Reading text:
[Start of section]

And nobody notices until the body goes limp.

Don Bacon, Greg Gianforte, Sarah Huckabee Sanders — to namecheck a few — are just lucky that Luigi’s already busy fending off the death penalty. Eh, Luigi’s locked up and not a threat. But if he’d gotten away with it, he might be 3-D printing up some new toys.

The latest tactic? Work requirements. Republican lawmakers in multiple states are pushing new rules that would force Medicaid recipients to prove they’re employed — or risk losing coverage.

The work requirement is based on a longstanding, factually incorrect but stubborn Republican fever dream: that Medicaid is full of lazy, able-bodied freeloaders. But Census data from 2023 tells a different story. 44% of Medicaid recipients worked full-time. Another 20% worked part-time. Of the rest: 12% were caring for family, 10% were sick or disabled, 6% were students, and 4% were retired. Just 2% were unemployed without explanation.

Work rules don’t promote responsibility — they punish the working poor for being poor. They don’t reward effort — they reward paperwork. They’re not designed to lift anyone up. They’re designed to trip people up, then blame them for falling. Like designing a maze, shoving someone in blindfolded, and then calling it a work ethic test.

The Biden administration axed these requirements early in Amtrak Joe’s term. But now, red states are bringing them back — with widespread Republican House and Senate tacit approval as cover. It’s not a coincidence. As Hiltzik and others have noted, this is part of a broader Republican campaign to dismantle Medicaid at the state level without the public backlash of repeal. Which, loosely translated, is MAGA for “starving the beast.”

And it’s not just Medicaid on the chopping block — this is a backdoor assault on the Affordable Care Act itself. You don’t need to repeal the ACA when you can quietly pull the pins out of its legal foundation and let it fall under its own weight. Medicaid isn’t just an access point. It’s the structural support beam for Obamacare’s low-income coverage. Remove it, and you don’t just break the law — you break the system.

Medicaid isn’t just about access — it’s about legality. Strip it away, and the ACA starts to buckle under its own design. You end up with millions who are too poor to qualify for subsidies, not eligible for Medicaid, and suddenly in violation of a law that no longer has a working mechanism to insure them. That’s when Republicans make their move.

And this wouldn’t just cut off benefits for a handful of edge cases — we’re talking about nearly 20 million people who gained coverage through Medicaid expansion under the ACA. That number is only likely to grow if Trump’s tariff-palooza increases unemployment as predicted, and plunges us into a recession. And many of them are Trump voters — the same folks who cheered for drain-the-swamp while getting drained at the pharmacy. In states like West Virginia, Kentucky, and Missouri, Medicaid isn’t a safety net — it’s half the damn infrastructure. Strip that coverage away, and the working poor don’t “shop for better options” — they just stop going to the doctor until something big and bad happens. But, hey, the bright side is that Trump’s other economic policies were going to bankrupt them anyway.

[End of section]

Tasks to perform:
**a)** Answer these about the Medicaid text above:
(i) What share of Medicaid recipients worked full-time, according to the 2023 Census data?
(ii) Which administration axed the work requirements?
(iii) About how many people gained coverage through Medicaid expansion under the ACA?
**b)** In the Medicaid text above, switch "Census data" to "federal data" and write out the part that opens with "Don Bacon, Greg" and closes with "unemployed without explanation.".
The data entries that come next are separate material, unrelated to the text above.

Collected data entries
[Start of section]

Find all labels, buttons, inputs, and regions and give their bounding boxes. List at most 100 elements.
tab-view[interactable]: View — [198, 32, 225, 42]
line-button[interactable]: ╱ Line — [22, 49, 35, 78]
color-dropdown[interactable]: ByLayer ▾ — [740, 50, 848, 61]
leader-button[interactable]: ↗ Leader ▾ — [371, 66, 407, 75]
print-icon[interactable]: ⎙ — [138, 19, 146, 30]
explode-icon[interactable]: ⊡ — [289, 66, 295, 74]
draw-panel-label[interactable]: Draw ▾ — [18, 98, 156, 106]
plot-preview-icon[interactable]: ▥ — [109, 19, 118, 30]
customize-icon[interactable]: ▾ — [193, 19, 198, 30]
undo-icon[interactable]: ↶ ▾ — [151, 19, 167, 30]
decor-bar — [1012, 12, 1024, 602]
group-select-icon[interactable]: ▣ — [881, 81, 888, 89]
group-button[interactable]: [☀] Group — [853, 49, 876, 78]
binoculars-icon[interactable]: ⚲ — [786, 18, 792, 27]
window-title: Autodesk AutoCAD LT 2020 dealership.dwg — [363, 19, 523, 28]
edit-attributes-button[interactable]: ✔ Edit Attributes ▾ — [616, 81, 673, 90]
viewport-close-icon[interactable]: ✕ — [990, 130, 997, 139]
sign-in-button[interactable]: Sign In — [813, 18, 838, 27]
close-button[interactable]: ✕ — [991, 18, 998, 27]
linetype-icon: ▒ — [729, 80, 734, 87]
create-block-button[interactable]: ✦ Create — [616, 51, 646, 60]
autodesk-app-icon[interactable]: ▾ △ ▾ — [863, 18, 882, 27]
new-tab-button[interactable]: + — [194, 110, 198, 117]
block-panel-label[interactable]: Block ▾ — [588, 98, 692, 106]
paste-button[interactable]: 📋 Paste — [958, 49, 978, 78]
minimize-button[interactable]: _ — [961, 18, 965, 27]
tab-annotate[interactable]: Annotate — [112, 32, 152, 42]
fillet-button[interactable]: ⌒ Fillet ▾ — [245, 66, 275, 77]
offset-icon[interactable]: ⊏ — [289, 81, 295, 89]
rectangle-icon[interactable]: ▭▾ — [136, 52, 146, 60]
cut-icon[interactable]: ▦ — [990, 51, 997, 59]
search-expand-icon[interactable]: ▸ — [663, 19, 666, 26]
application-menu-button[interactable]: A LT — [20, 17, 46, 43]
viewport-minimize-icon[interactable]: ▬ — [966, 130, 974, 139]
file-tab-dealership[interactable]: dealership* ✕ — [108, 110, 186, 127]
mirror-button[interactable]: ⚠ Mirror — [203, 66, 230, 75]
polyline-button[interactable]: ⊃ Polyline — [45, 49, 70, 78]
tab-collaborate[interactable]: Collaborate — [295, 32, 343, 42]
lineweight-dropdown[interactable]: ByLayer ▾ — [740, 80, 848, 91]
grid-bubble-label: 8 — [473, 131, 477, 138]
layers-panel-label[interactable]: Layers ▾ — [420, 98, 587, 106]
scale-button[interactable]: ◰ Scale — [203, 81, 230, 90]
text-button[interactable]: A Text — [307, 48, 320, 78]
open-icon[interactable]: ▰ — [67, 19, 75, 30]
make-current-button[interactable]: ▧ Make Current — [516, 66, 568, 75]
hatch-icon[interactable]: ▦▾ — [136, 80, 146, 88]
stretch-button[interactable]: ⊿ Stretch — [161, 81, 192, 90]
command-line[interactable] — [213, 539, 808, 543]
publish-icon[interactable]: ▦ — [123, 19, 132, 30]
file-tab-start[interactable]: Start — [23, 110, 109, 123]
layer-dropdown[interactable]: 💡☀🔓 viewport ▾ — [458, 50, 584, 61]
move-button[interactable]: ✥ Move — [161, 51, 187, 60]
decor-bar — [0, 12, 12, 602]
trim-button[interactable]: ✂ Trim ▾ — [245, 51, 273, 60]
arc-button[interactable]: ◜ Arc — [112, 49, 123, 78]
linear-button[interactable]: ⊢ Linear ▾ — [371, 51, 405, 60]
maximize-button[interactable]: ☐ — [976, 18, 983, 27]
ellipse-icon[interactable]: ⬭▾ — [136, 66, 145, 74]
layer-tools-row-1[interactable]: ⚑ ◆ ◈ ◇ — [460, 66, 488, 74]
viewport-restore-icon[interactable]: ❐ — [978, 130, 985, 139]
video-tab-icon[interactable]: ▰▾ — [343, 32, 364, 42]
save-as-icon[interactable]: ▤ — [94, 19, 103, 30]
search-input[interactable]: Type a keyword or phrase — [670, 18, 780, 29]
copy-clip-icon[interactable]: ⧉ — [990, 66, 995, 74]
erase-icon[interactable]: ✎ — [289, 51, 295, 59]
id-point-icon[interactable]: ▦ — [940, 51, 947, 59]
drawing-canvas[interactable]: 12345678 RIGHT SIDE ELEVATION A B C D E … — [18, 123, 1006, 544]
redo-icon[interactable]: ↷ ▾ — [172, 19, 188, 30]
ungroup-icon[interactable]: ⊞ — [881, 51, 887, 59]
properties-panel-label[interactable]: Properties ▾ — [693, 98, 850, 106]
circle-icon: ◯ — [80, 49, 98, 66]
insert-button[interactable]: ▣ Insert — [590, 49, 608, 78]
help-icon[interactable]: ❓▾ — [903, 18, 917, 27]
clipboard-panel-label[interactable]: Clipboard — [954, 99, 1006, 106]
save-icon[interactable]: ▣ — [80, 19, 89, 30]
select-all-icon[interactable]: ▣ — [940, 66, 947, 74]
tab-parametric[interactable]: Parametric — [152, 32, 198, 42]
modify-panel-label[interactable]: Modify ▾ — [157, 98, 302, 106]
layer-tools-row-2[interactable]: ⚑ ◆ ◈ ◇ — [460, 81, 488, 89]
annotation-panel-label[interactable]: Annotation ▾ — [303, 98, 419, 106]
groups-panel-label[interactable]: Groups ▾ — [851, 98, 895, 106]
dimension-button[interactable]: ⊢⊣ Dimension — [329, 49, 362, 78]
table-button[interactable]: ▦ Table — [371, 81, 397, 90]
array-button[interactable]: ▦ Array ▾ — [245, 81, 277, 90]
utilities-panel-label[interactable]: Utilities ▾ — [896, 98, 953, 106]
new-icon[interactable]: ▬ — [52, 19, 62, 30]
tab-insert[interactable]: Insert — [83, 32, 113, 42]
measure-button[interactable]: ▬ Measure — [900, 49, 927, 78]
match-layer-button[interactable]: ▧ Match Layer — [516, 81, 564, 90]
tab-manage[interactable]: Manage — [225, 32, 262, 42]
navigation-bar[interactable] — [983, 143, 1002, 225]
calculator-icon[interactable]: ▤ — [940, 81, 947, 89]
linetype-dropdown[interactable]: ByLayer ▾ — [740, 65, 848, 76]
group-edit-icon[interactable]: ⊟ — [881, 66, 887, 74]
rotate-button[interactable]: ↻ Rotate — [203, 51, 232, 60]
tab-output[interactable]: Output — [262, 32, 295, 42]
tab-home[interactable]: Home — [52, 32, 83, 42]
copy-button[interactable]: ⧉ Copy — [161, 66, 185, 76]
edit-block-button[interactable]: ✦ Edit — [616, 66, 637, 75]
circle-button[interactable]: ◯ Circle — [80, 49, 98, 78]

[End of section]

Answers to the exercise:
**a)**
(i) 44%
(ii) The Biden administration
(iii) Nearly 20 million

**b)**
Don Bacon, Greg Gianforte, Sarah Huckabee Sanders — to namecheck a few — are just lucky that Luigi’s already busy fending off the death penalty. Eh, Luigi’s locked up and not a threat. But if he’d gotten away with it, he might be 3-D printing up some new toys.

The latest tactic? Work requirements. Republican lawmakers in multiple states are pushing new rules that would force Medicaid recipients to prove they’re employed — or risk losing coverage.

The work requirement is based on a longstanding, factually incorrect but stubborn Republican fever dream: that Medicaid is full of lazy, able-bodied freeloaders. But federal data from 2023 tells a different story. 44% of Medicaid recipients worked full-time. Another 20% worked part-time. Of the rest: 12% were caring for family, 10% were sick or disabled, 6% were students, and 4% were retired. Just 2% were unemployed without explanation.